BEGIN Extract to read

Gotta love Ken even when you disagree with him!!!!!!!!!!!!!! :beer: :beer:


----------



## Plainsman (Jul 30, 2003)

Ron 
I think I have to agree with you. I sure wanted to give him a little static about the movie quote, but thought I shouldn't. It sure was hard pushing that humor of mine back. Then again, having been conditioned by old MT there was that slight nagging in the back of my head. My reality at the moment is that there are no radicals left on here. I am enjoying this site and the exchange of ideas.

You know old MT was kind of a religious experience for me. The first time I seen his name I sort of muttered to myself "oh god no, not one of those militia radicals from Michigan that will make reasonable conservatives look bad". Sure looks like prayer worked, and you guys were stuck with him. He was a wonderful tool while it lasted.

Oh, Ken I voted against Reagan the first time. I voted for him the second time. He was better than I thought he was going to be. The first time Reagan run I voted straight democrat. Then I went right, now I don't really like any of them that well. I vote against the one I dislike the most. Later.


----------



## KEN W (Feb 22, 2002)

Ron and Plainsmn....I respect what you have to say.Even though we don't always agree.I understand where you are coming from.Actually we do agree on a lot of things.

I really believe the country is best off when neither party controls everything.That kind of keeps us more towards the middle of the road.Compromise has to come from both sides.I think the country is going to far to the left and hope Democrats take control of at least one house of congress to balance things out.

Same here in ND....the Republican stranglehold on our legislature is not good for the state.At least Hoeven brings us back towards the middle somewhat.If it wasn't for his stand on some of the hunting issues here....I think he is doing a good job.

Saw in the paper today that Conrad is leaning towards voting to confirm Judge Alito.He basically said the president has the right to nominate whomever he wants.Neither he nor Dorgan will support a fillibuster being pushed by Kennedy and Kerry.

The biggest problem with both parties is the the extreme ends are the most active and vocal and control both parties.

Plainsman....."but the radicals within the party have hijacked it." That can also be said of the Republican Party.....The extreme right radicals have highjacked it.

Ron....my wife and I met with a TFFR counselor last week.She is retireing after this year,I am going one more to boost my retirement pay one more time.We will be putting our house up for sale sometime next spring and hopefully be moving down there next summer.Right now we are looking at Valley City or Jamestown.....houseing is too expensive in or close to Fargo.


----------



## Alaskan Brown Bear Killer (Feb 22, 2005)

Your very best democrate/commie wouldn't make a pimpil on Regans A$$.
After Carter gutted the military, Regan made sure we got the equipment we need that we still use till this day.


----------



## Gohon (Feb 14, 2005)

> After Carter gutted the military, Regan made sure we got the equipment we need that we still use till this day


Got some bad news for you sport.....Carter isn't the one that downsized the military. That was started during the Reagan years and carried over into Papa Bush's term in office. During the Carter years the Navy had something like over 900 ships in active service. Reagan decided to drop that to 600 of the leanest, meanest ships afloat. Bush one completed that job when he was President. To be certain Clinton got carried away and pushed the downsizing to far, something like 400 ships now and this can be seen across the board with all branches of the military. But some of the present blame also goes to none other than Rumsfeld himself for refusing to push for troop strengthening.

END Extract to read

§ What you should do:
Carry on the politics thread from the point where it stops. The material after the politics thread isn't needed.

BEGIN Dataset

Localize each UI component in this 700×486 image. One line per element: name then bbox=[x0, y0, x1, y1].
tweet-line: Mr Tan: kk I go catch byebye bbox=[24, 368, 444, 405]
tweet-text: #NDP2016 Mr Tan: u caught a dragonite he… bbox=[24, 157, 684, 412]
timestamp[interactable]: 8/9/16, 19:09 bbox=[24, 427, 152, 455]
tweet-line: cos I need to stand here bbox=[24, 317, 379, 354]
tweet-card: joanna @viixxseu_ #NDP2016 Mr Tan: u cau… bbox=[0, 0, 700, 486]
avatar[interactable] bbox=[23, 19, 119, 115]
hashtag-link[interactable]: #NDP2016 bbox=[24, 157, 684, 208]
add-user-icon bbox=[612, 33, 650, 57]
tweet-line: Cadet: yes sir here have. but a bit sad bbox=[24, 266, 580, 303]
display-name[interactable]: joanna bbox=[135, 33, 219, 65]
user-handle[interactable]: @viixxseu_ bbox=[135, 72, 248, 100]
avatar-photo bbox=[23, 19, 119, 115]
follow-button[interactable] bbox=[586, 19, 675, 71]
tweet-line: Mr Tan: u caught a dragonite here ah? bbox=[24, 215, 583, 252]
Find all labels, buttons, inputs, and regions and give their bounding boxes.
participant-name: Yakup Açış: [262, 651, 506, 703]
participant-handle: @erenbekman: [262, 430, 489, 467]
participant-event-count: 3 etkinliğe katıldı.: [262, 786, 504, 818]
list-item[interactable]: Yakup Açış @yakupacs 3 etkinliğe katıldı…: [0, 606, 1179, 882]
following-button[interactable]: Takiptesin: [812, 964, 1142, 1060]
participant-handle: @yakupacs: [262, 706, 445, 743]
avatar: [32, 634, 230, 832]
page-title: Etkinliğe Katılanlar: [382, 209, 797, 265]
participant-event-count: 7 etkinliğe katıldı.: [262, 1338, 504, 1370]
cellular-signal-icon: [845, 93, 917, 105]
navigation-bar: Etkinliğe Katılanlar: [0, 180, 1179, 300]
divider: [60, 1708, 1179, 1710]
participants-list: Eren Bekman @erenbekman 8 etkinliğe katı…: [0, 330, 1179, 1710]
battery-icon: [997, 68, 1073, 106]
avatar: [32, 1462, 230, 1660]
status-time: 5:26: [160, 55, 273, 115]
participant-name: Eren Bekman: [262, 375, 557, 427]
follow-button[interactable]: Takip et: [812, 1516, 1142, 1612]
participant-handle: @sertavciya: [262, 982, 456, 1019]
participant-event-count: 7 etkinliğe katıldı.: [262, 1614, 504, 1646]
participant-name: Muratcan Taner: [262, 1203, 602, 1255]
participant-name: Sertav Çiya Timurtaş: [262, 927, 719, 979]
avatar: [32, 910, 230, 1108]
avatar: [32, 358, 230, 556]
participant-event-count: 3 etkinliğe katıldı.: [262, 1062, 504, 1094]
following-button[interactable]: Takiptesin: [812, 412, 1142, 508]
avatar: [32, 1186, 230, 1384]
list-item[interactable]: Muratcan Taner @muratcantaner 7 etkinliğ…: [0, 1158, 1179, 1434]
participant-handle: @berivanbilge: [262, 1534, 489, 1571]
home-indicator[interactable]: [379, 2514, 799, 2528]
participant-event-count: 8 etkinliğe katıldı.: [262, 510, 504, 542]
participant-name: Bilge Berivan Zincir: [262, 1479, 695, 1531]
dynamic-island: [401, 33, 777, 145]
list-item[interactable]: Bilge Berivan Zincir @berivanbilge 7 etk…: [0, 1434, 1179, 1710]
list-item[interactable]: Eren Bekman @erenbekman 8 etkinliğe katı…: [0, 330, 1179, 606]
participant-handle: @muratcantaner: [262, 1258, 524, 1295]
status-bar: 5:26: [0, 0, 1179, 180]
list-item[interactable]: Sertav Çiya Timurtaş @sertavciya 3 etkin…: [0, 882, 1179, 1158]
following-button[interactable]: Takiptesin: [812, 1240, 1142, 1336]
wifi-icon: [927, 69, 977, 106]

END Dataset

§ Task output:
----------



## Ron Gilmore (Jan 7, 2003)

The streamlining of the military under Reagan was not downsizing or stripping of the ability of the military. Many ships that where outdated and in need of repair where retired. A lot of those where WWII and post war built ships that could not accommodate the upgrades to weapons and other things coming on line. New ships where built or scheduled to be built to meet the needs. Clinton and his crew where the primary leaders in many of those projects not getting funded or dropped. Under Carter though the military had the lowest recruitment, lowest moral and highest drug use though out than at any time in our history including during the Vietnam era!

With the fall of the USSR, both Rep and Dem sought what is refereed to as peace time benefits. Meaning that we would spend the money domestically instead of on the military. That included a reduction in field spies and a move to satellite surveillance which has for the past 15 years prove costly in both our ability to react and on the information we are reacting too. The 9/11 Commission touched on this in its report of which I have read. But it is not highly publicized by the current media.


----------



## Gohon (Feb 14, 2005)

Ron, I agree with you in part but not all. The downsizing of the military was actually hatched during the Nixon years. However it was only toyed with until 1983 when Reagan put everything on the burner at full steam sort to speak for a modern military force in his bid to sink the Russians by out spending them. Very successful I might add. Those ships that were decommissioned were indeed older vessels but they were functional and played a vital role during Vietnam. Not to mention they kept the size of the force high which was a deterrent in and of itself. They were still functional and useful when taken out of service. Problem was the older ships were taken off the line far faster than new one's were being built.

You are right about one thing and that is Clinton gutted the program by cutting off funds for new projects in all branches of the military and that is one of the main reason our military was/is in such a sorry shape. As for troop moral in the navy you can lay that blame on Admiral Zumwalt and his famous zgrams while he was CNO from 1970-1974. By changing dress codes and relaxing moral standards in the navy everything wet to pot, no pun intended. The other branches of the service, not to be out done just followed suit. Remember that was the age of the flower children which ironically today are wearing business suits and wondering why their children are so screwed up. Carter cannot be blamed for that either. So the bottom line here is though Carter was probable one of the worst Presidents we have ever had, he is not to blame for the woes of the military. Actually Carter was a military man himself, nuke submarines.


----------



## Alaskan Brown Bear Killer (Feb 22, 2005)

Whatever commie!
I was in the military for 24 years and I'm very awear who did what to the military.
Regan was the best thing that ever happen to the US Armed Forces.
Clinton was the biggest joke ever to the US Armed Forces.
Disgraceful to the presidentcy, and disgraceful to this country.
We were embarassed that he was our Commander in Chief.
I remmember when the press couldn't round up people that wanted to see Clinton and we were force to go listen to him.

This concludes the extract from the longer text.